[Start of Exercise inputs]
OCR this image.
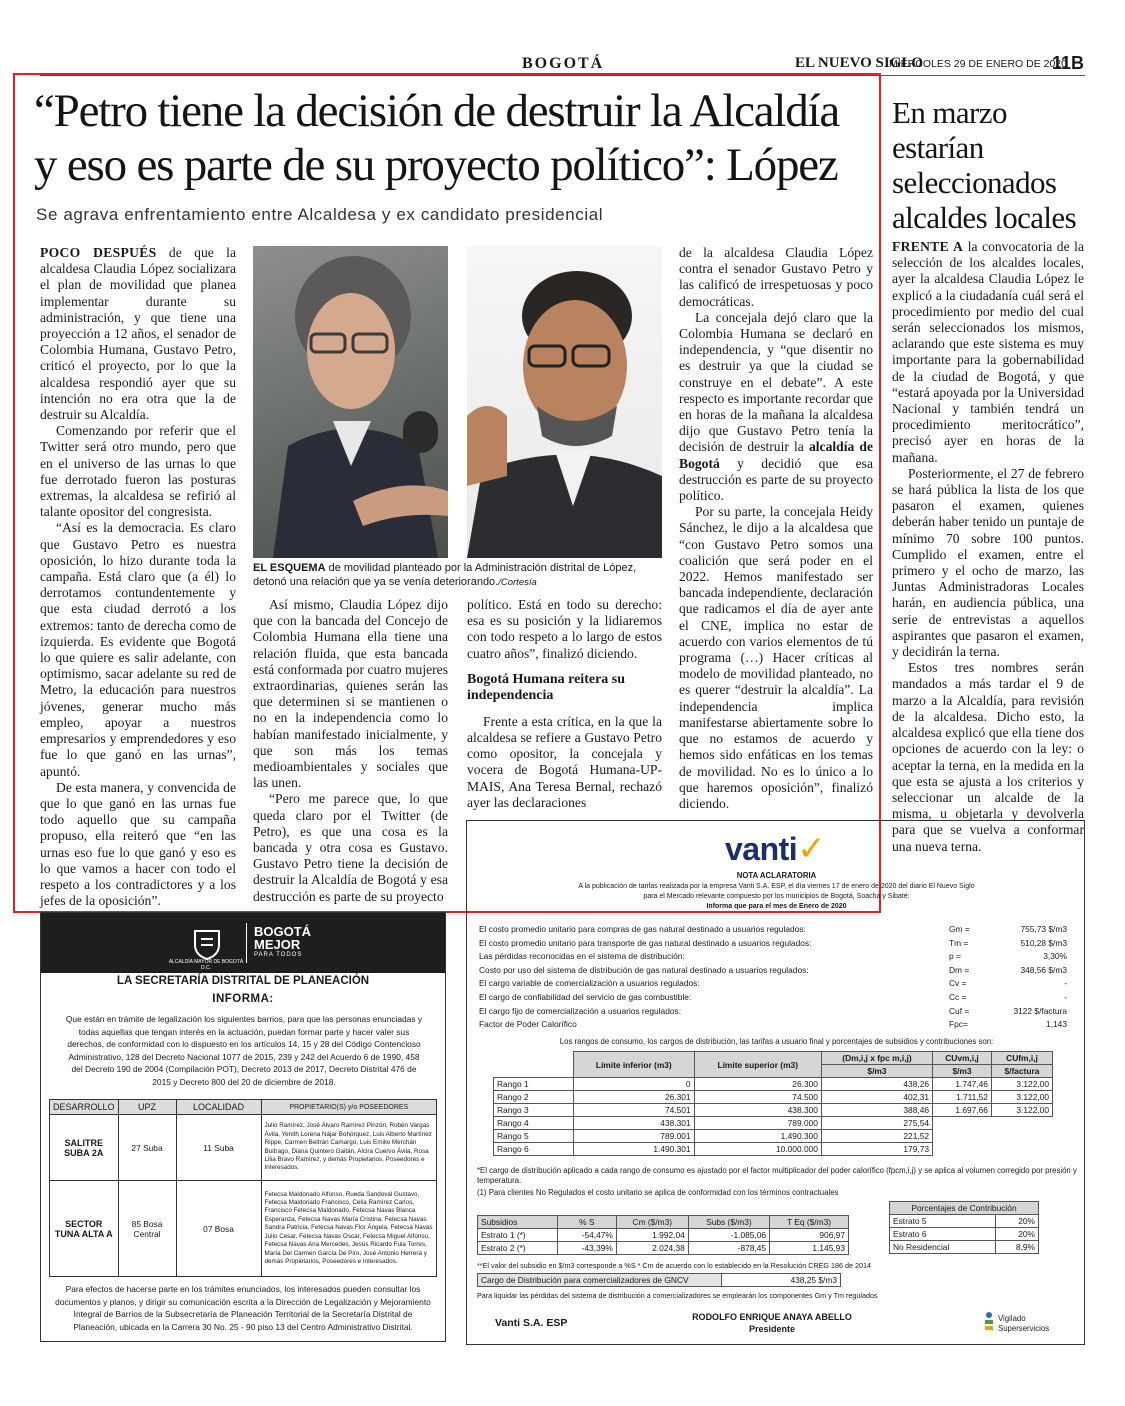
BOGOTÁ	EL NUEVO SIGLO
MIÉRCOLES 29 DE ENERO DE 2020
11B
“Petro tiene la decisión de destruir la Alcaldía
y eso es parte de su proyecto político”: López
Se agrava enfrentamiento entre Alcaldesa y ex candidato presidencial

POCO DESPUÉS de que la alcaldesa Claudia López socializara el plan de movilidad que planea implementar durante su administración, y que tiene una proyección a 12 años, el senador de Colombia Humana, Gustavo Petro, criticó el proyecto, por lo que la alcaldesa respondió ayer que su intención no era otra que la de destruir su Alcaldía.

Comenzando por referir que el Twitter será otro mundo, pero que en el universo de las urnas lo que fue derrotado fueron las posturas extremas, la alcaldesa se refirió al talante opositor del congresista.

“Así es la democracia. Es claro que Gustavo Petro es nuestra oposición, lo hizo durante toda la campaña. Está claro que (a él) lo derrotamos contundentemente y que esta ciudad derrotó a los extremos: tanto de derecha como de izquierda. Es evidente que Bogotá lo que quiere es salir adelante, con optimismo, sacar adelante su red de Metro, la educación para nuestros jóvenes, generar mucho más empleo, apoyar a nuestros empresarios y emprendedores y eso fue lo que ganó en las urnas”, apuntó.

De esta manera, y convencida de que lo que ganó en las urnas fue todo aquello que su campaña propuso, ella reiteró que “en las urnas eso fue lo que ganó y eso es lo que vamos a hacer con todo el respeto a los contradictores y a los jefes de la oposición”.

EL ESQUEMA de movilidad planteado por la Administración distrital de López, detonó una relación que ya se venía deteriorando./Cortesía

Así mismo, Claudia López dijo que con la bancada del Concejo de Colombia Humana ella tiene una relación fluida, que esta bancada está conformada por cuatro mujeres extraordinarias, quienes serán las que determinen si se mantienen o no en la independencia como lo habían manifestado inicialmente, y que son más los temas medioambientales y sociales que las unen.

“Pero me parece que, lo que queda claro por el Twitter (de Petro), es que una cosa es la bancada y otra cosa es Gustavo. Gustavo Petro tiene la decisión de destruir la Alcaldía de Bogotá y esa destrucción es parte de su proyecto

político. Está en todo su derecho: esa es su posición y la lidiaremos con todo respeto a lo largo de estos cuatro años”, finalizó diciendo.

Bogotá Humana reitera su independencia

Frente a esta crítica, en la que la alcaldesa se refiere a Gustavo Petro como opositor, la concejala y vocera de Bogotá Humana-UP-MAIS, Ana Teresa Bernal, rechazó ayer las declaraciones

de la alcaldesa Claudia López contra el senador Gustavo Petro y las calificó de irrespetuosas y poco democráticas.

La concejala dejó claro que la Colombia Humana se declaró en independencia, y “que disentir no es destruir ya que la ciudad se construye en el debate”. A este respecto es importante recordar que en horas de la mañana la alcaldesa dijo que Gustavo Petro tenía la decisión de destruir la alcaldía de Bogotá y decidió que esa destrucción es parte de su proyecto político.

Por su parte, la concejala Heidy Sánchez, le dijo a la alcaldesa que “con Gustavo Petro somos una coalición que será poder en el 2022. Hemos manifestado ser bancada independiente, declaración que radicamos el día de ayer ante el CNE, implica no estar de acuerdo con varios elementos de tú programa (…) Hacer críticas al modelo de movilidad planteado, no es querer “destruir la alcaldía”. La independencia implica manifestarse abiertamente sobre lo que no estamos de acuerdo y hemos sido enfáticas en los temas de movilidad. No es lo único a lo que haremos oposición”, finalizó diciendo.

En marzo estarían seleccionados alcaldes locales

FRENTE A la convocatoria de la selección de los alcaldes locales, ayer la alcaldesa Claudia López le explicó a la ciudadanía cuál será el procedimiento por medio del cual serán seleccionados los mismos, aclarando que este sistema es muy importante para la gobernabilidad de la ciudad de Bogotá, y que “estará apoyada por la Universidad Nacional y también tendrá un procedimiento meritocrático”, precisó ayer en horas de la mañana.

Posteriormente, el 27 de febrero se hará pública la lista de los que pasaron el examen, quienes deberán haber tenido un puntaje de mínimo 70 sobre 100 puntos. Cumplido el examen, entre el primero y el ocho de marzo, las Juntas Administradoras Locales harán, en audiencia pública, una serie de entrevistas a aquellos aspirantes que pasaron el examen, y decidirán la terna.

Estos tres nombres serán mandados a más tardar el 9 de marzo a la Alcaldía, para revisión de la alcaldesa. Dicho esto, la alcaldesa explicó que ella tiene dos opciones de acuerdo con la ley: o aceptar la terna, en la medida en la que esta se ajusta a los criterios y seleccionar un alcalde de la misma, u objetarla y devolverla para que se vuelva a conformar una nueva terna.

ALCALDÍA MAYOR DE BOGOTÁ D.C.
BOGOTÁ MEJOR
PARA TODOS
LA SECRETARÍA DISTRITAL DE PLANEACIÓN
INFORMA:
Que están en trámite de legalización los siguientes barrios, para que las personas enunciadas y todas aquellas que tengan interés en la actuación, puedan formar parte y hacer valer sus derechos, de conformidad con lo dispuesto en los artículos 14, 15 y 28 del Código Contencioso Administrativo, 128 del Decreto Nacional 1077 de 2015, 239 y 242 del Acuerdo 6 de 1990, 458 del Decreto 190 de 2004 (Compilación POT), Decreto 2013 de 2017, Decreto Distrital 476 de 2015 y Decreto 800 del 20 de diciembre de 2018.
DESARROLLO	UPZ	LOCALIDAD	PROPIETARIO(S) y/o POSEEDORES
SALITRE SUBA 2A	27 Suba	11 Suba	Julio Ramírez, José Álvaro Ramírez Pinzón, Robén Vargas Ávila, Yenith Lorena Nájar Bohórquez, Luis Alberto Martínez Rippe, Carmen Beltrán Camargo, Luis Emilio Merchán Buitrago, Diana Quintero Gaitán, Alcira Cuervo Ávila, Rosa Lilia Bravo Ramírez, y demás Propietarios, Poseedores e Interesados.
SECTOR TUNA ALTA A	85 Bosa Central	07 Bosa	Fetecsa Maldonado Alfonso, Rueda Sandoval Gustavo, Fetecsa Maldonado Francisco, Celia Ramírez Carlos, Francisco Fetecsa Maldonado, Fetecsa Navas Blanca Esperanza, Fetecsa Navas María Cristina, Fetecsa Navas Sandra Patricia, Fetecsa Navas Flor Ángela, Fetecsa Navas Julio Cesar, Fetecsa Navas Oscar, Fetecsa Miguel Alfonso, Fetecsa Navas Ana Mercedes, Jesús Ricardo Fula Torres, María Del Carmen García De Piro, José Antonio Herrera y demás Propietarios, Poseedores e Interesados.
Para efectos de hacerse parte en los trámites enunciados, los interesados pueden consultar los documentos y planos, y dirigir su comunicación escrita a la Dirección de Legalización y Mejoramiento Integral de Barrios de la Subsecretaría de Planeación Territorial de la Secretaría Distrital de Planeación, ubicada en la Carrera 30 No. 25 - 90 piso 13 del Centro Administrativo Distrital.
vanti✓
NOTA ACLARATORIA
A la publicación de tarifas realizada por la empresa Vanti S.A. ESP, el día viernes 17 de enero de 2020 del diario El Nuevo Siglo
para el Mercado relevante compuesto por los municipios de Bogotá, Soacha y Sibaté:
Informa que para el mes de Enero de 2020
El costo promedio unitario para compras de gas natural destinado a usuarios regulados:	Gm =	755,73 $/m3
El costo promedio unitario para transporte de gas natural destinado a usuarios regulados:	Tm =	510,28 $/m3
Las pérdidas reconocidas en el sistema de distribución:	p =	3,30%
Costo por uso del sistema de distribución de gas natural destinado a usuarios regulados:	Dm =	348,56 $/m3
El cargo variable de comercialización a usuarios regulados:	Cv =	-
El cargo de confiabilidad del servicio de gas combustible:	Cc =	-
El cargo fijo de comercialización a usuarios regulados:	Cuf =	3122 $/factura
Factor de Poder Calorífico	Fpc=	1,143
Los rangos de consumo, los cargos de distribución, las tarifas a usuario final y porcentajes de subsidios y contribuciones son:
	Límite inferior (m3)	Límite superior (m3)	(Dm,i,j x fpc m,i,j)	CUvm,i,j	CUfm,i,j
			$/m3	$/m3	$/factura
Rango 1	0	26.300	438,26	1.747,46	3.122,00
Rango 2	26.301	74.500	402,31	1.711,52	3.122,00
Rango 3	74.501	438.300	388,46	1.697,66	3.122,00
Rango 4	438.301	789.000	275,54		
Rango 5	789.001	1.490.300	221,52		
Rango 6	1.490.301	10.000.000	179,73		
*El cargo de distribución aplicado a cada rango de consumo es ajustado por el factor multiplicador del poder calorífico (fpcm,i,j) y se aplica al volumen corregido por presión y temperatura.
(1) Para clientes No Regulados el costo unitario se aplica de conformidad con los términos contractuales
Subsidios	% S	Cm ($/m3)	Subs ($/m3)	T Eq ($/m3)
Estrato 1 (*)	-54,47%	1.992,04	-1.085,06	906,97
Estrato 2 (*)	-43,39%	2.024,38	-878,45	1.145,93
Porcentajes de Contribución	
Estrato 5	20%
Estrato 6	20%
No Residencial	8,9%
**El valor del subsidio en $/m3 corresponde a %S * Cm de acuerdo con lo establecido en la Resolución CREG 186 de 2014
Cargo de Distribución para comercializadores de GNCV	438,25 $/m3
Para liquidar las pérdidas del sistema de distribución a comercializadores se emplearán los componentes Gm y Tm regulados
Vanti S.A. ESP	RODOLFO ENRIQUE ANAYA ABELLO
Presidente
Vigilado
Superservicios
[End of Exercise inputs]
[Start of Exercise inputs]
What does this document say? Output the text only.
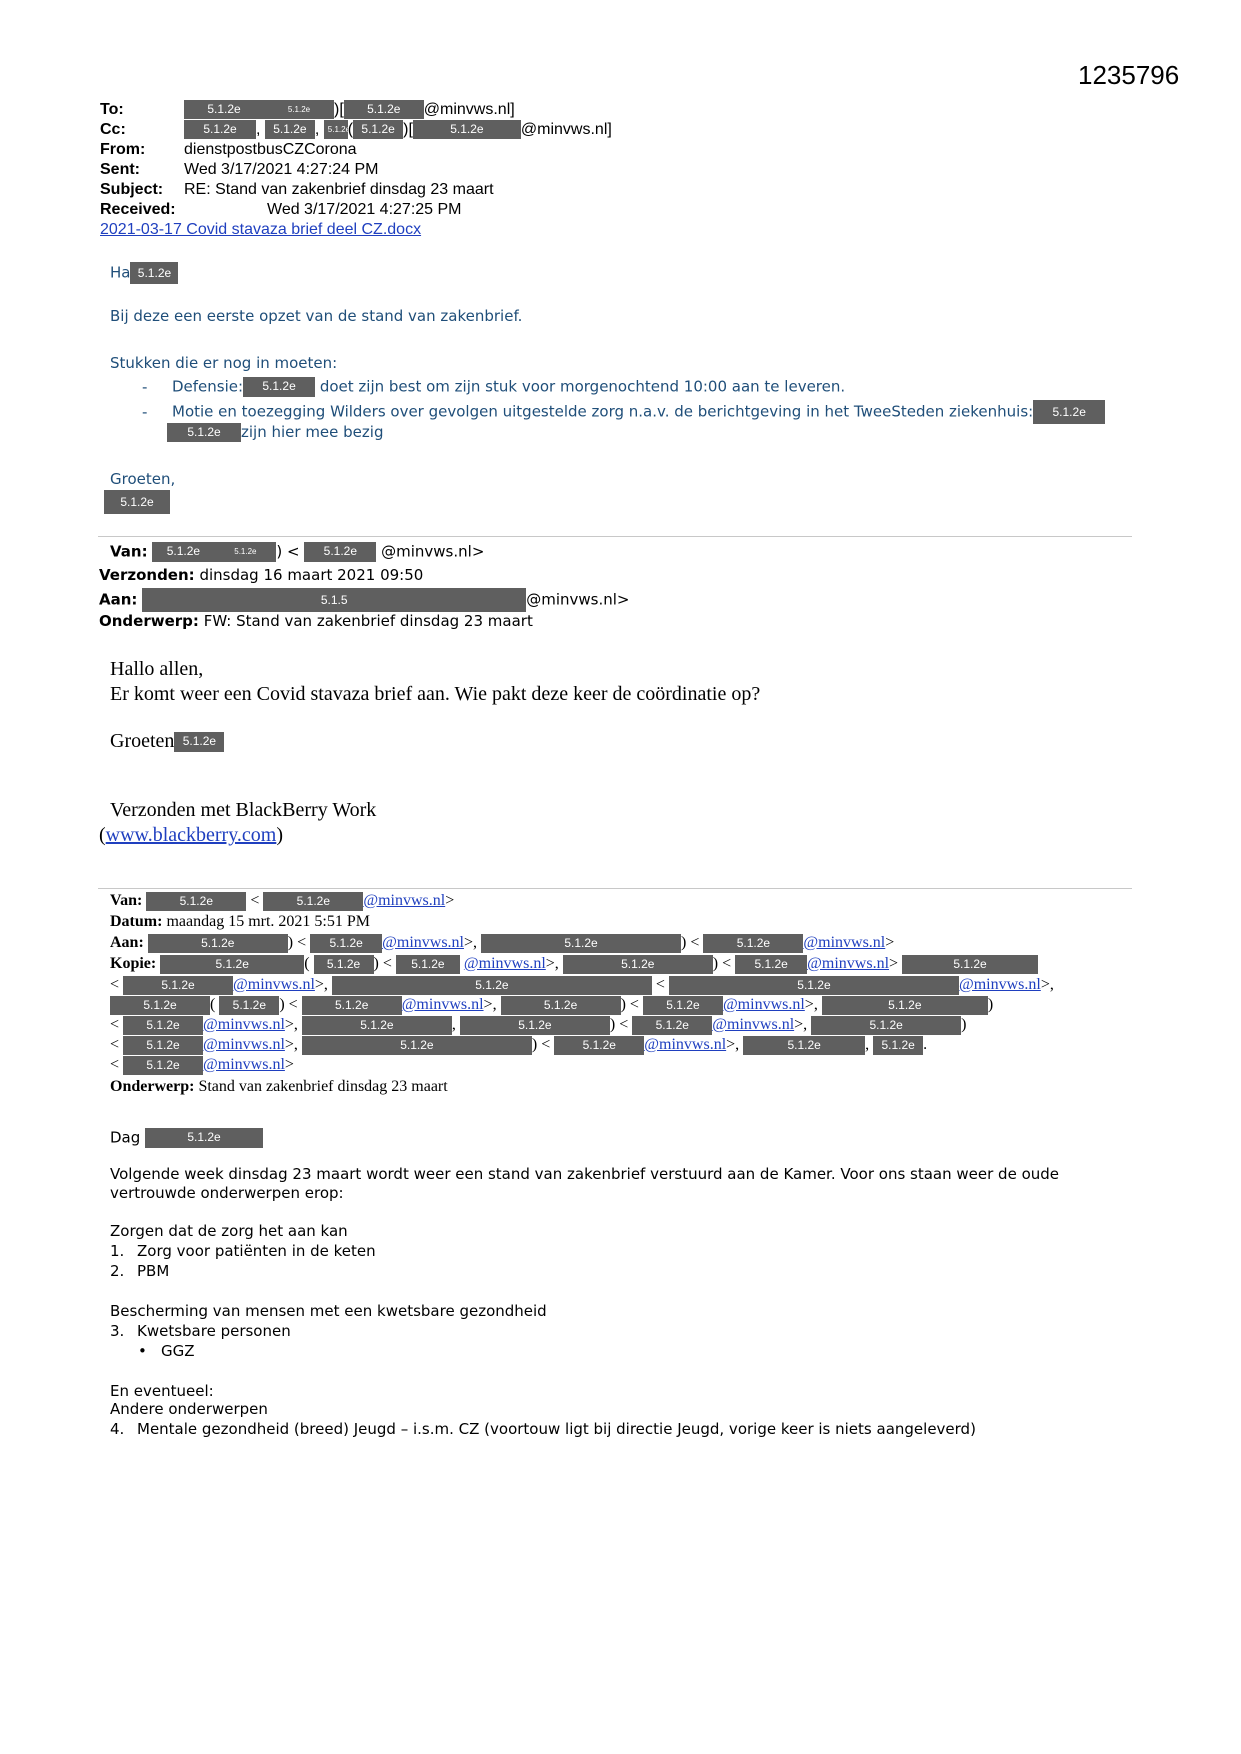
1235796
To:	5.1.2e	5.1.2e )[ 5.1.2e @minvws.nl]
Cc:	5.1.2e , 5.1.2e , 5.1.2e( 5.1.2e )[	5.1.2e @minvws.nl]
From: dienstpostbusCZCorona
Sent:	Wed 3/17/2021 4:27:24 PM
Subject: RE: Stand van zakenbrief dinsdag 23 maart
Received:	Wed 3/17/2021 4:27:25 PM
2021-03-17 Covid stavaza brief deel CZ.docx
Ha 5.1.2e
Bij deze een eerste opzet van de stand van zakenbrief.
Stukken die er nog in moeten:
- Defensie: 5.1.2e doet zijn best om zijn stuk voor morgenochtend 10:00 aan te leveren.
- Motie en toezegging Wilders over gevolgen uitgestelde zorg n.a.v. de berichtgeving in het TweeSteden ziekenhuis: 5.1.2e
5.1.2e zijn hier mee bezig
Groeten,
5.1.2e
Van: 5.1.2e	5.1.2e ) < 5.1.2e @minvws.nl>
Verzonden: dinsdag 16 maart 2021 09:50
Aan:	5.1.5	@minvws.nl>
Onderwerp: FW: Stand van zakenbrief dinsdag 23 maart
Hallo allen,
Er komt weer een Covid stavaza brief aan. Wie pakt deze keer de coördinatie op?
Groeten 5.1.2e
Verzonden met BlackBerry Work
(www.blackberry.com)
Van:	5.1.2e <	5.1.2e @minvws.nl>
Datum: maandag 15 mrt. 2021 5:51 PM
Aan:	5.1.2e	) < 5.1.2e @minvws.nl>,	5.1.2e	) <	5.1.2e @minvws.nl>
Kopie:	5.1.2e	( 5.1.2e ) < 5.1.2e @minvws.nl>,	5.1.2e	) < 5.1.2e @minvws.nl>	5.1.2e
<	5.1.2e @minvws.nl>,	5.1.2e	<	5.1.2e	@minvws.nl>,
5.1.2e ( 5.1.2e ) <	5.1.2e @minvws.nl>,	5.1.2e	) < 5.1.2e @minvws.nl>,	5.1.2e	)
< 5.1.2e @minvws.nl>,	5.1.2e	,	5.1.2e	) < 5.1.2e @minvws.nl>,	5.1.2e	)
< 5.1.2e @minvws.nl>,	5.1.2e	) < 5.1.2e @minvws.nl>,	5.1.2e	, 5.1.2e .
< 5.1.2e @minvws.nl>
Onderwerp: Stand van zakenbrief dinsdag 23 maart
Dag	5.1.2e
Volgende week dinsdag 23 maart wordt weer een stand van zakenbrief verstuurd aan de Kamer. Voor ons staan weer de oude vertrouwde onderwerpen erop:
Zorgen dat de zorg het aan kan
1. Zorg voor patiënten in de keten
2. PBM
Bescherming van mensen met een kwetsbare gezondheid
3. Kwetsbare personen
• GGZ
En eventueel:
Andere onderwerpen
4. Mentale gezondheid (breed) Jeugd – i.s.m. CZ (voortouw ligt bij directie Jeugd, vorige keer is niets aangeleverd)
[End of Exercise inputs]
Locate the lines above that contain "comercializadores" and copy them.

■ Worked solution
Cargo de Distribución para comercializadores de GNCV	438,25 $/m3
Para liquidar las pérdidas del sistema de distribución a comercializadores se emplearán los componentes Gm y Tm regulados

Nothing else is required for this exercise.